__Extrait__.
M. de Chateaubriand venait de faire paraître alors le Génie du Christianisme. Le siècle militaire incarné dans Bonaparte allait s'incarner littérairement dans cet écrivain; tout était réaction en France depuis la caserne jusqu'aux académies. Il fallait un décorateur du passé qu'on voulait faire revivre et régner sous ses deux formes de trône absolu et d'autel populaire; l'auteur du Génie du Christianisme, grand poëte qui cherchait un poëme, s'offrit avec ses magiques pinceaux. Il fit un prodige d'imagination, il éblouit et il enchanta le monde avec son livre, il fut le génie des Ruines, tout paré de fleurs sépulcrales, de souvenirs, de traditions, de mystères, de sentiment, opposant le cœur à l'esprit, et reconstruisant le vieux temple avec ses débris; il fut l'Esdras du christianisme après la captivité de Babylone.

(Données extraites d'une collection)

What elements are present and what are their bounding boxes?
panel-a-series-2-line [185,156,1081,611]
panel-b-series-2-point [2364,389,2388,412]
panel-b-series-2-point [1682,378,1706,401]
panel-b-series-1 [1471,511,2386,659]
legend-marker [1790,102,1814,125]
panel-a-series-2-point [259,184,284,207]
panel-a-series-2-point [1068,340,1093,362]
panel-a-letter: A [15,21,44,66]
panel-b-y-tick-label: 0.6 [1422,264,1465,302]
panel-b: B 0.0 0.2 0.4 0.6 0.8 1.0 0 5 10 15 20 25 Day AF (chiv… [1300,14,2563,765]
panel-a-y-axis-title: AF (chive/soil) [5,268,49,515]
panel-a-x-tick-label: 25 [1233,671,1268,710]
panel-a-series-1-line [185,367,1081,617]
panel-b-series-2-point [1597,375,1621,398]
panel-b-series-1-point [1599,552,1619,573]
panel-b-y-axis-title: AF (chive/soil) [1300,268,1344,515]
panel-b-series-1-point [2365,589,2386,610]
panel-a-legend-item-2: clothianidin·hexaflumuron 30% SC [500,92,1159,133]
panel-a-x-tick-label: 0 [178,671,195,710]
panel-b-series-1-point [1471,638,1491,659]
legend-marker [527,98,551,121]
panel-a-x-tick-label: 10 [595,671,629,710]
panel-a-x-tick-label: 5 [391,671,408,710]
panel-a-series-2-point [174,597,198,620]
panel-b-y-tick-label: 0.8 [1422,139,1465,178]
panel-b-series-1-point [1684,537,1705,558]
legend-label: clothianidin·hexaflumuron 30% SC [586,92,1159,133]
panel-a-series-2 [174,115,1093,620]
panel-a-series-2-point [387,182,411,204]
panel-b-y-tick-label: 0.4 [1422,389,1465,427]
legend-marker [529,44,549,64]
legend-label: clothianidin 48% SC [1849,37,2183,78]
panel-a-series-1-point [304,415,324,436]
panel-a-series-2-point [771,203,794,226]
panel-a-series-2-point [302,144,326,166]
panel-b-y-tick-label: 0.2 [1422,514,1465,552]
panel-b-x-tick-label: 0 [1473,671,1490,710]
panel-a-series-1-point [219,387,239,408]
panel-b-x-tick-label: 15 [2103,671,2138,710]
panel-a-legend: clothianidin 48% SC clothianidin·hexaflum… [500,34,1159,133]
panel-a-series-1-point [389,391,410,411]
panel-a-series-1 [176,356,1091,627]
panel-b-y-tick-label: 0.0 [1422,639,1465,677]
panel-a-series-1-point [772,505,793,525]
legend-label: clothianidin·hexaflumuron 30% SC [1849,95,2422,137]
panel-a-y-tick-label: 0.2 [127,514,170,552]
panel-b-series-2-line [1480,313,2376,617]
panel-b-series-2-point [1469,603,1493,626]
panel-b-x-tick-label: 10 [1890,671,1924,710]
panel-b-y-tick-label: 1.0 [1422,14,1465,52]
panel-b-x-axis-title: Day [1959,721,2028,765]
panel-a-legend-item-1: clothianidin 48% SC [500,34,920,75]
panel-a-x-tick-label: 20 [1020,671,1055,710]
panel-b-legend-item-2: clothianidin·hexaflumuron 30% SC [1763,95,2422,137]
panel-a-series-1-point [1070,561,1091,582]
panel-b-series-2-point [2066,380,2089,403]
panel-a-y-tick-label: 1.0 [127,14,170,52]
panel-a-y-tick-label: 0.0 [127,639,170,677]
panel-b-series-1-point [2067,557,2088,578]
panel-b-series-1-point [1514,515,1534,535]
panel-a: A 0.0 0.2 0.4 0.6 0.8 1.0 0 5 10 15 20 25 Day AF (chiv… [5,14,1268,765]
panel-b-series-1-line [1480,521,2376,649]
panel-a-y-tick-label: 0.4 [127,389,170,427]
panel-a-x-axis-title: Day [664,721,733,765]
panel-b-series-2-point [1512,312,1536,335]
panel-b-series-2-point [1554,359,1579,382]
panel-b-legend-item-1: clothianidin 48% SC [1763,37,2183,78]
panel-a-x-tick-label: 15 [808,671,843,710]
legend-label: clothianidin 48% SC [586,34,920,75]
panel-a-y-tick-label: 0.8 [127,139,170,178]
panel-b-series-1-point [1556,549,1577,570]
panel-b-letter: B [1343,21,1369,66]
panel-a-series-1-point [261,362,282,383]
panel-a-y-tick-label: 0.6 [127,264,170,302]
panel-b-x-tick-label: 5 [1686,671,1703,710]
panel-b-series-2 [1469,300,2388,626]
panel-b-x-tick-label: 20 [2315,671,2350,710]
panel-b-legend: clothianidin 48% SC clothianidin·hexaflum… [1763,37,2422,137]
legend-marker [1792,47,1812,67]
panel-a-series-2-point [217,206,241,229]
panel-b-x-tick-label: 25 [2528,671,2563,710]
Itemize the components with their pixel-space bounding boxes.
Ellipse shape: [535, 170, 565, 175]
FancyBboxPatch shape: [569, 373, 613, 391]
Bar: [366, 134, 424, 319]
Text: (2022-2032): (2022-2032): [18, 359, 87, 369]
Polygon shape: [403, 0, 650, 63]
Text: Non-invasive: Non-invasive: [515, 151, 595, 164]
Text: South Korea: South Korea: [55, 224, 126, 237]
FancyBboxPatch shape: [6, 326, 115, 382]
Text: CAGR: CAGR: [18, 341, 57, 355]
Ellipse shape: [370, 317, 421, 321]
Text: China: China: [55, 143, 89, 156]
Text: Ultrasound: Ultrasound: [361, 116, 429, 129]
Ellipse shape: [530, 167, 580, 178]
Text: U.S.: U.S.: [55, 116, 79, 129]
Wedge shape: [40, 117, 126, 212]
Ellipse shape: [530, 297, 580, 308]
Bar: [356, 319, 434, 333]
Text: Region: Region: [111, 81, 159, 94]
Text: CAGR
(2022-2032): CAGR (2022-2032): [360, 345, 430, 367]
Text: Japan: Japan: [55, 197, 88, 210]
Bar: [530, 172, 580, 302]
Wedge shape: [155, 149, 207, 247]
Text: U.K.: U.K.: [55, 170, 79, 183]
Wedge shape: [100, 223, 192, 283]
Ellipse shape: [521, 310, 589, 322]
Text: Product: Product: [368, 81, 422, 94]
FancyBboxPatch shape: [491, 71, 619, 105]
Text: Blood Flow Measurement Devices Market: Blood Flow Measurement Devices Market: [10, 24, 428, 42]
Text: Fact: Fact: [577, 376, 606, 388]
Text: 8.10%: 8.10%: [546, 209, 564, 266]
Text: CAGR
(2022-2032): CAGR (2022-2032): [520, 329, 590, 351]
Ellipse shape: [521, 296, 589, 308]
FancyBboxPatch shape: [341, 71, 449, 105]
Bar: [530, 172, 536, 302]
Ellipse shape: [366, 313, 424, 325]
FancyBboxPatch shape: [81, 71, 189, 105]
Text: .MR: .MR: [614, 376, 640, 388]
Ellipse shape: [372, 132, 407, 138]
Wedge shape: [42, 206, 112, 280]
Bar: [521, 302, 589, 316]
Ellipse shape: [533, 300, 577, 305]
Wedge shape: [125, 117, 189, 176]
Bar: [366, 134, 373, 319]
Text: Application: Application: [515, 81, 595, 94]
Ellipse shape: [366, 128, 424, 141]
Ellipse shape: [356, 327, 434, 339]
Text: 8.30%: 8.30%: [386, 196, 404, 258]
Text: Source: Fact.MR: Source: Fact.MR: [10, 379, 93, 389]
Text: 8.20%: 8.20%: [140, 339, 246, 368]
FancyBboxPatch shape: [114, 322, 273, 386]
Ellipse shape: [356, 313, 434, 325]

__Consigne 1__.
Dans l'extrait sur Chateaubriand, recopiez à l'identique le passage qui s'ouvre sur les mots contenant "M. de Chateaubriand" et se clôt sur "captivité de Babylone.".
__Consigne 2__.
Relevez, dans l'extrait sur Chateaubriand, tous les éléments dont le génie des Ruines est dit « tout paré ».
__Consigne 3__.
Selon l'extrait sur Chateaubriand, quel ouvrage M. de Chateaubriand venait-il de faire paraître ?

__Réponse attendue 1__.
M. de Chateaubriand venait de faire paraître alors le Génie du Christianisme. Le siècle militaire incarné dans Bonaparte allait s'incarner littérairement dans cet écrivain; tout était réaction en France depuis la caserne jusqu'aux académies. Il fallait un décorateur du passé qu'on voulait faire revivre et régner sous ses deux formes de trône absolu et d'autel populaire; l'auteur du Génie du Christianisme, grand poëte qui cherchait un poëme, s'offrit avec ses magiques pinceaux. Il fit un prodige d'imagination, il éblouit et il enchanta le monde avec son livre, il fut le génie des Ruines, tout paré de fleurs sépulcrales, de souvenirs, de traditions, de mystères, de sentiment, opposant le cœur à l'esprit, et reconstruisant le vieux temple avec ses débris; il fut l'Esdras du christianisme après la captivité de Babylone.

__Réponse attendue 2__.
fleurs sépulcrales, souvenirs, traditions, mystères, sentiment

__Réponse attendue 3__.
Le Génie du Christianisme.